● **Task statement**
In the material below, repeat only the lines from the one that holds "Convert this screenshot" through the final line, exactly as they stand.

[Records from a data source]
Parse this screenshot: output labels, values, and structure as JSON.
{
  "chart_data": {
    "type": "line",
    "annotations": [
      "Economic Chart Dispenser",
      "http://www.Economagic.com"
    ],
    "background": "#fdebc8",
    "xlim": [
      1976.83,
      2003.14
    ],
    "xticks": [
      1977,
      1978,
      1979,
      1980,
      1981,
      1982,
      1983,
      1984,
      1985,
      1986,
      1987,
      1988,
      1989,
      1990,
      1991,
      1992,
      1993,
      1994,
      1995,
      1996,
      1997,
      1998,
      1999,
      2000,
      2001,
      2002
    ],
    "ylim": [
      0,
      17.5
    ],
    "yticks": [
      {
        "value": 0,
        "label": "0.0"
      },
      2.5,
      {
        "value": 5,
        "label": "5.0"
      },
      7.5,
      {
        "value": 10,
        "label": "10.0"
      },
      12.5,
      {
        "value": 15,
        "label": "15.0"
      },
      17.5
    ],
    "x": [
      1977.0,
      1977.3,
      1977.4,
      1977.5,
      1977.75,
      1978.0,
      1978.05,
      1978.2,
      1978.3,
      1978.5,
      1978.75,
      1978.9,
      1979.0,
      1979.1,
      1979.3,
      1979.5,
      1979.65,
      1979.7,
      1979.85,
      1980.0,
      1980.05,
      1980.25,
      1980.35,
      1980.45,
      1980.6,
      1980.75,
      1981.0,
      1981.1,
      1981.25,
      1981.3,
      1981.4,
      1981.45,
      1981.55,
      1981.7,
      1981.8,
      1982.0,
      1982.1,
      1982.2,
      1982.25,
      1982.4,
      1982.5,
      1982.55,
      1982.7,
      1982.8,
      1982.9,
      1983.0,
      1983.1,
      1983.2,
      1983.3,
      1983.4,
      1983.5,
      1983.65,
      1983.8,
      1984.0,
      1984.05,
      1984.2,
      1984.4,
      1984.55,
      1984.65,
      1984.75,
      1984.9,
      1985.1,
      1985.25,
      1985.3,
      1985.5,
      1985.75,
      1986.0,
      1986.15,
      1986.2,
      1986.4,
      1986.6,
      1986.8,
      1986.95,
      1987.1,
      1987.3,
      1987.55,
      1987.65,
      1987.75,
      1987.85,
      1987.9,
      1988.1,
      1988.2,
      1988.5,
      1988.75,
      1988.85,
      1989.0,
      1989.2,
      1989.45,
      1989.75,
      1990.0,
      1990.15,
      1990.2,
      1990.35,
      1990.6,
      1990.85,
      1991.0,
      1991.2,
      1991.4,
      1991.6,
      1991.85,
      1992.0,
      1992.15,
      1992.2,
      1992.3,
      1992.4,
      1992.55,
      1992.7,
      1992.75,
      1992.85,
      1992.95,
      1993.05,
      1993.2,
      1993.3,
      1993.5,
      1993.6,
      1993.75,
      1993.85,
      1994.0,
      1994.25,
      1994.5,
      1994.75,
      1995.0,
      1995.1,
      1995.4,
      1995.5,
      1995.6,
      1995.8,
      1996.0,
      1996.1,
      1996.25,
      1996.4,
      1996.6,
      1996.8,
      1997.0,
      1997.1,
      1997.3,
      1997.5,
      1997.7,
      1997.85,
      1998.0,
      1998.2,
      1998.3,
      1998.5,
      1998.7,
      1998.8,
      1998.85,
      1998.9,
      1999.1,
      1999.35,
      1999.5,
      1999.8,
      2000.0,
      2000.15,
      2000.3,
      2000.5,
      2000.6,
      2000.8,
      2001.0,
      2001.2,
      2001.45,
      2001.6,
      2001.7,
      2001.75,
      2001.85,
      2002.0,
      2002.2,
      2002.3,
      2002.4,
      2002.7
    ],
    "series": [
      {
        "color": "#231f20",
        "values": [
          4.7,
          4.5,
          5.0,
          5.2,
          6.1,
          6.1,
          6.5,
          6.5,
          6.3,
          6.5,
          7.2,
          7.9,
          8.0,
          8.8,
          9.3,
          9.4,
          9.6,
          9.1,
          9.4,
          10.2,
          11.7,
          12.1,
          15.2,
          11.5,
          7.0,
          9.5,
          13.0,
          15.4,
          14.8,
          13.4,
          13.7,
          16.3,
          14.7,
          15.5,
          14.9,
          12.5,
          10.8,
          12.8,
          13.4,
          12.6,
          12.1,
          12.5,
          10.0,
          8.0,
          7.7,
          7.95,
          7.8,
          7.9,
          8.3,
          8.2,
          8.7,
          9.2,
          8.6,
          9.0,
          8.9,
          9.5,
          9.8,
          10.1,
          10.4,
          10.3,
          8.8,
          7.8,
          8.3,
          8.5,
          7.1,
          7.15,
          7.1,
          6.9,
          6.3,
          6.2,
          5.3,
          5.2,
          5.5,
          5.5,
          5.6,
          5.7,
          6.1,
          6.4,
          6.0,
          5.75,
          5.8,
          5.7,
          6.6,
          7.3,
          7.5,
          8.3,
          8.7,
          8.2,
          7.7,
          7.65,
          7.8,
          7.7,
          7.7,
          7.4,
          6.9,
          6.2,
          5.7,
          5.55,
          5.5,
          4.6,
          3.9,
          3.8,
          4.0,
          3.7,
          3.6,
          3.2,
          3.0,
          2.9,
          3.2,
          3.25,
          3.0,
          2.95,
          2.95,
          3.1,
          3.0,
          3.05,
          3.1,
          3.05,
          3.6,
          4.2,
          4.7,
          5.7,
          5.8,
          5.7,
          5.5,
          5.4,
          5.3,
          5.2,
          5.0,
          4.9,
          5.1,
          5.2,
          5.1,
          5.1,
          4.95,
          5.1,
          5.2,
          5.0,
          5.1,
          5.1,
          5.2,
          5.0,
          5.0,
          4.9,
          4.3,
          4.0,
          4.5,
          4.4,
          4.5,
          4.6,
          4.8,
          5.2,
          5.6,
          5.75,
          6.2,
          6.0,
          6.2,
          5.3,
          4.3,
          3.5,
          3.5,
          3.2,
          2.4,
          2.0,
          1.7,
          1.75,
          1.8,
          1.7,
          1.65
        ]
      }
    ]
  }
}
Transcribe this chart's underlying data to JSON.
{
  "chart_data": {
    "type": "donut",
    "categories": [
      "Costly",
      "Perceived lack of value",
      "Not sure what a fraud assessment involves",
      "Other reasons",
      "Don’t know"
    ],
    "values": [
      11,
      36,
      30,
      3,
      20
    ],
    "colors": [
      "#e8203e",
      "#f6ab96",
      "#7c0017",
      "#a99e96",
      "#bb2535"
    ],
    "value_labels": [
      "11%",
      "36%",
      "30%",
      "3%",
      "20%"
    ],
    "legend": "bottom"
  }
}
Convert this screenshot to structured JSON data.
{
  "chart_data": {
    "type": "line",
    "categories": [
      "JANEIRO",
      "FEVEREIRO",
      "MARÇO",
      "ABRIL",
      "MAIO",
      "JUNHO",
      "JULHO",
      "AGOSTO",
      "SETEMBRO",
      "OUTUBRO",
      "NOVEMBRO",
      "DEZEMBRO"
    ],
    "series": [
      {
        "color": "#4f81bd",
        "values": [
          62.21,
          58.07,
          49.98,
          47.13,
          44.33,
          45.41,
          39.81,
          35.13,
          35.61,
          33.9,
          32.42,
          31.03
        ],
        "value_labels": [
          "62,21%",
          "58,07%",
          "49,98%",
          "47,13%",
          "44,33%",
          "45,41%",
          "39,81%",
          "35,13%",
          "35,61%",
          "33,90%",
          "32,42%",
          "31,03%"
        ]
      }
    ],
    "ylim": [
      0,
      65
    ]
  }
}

● **In response**
Convert this screenshot to structured JSON data.
{
  "chart_data": {
    "type": "line",
    "categories": [
      "JANEIRO",
      "FEVEREIRO",
      "MARÇO",
      "ABRIL",
      "MAIO",
      "JUNHO",
      "JULHO",
      "AGOSTO",
      "SETEMBRO",
      "OUTUBRO",
      "NOVEMBRO",
      "DEZEMBRO"
    ],
    "series": [
      {
        "color": "#4f81bd",
        "values": [
          62.21,
          58.07,
          49.98,
          47.13,
          44.33,
          45.41,
          39.81,
          35.13,
          35.61,
          33.9,
          32.42,
          31.03
        ],
        "value_labels": [
          "62,21%",
          "58,07%",
          "49,98%",
          "47,13%",
          "44,33%",
          "45,41%",
          "39,81%",
          "35,13%",
          "35,61%",
          "33,90%",
          "32,42%",
          "31,03%"
        ]
      }
    ],
    "ylim": [
      0,
      65
    ]
  }
}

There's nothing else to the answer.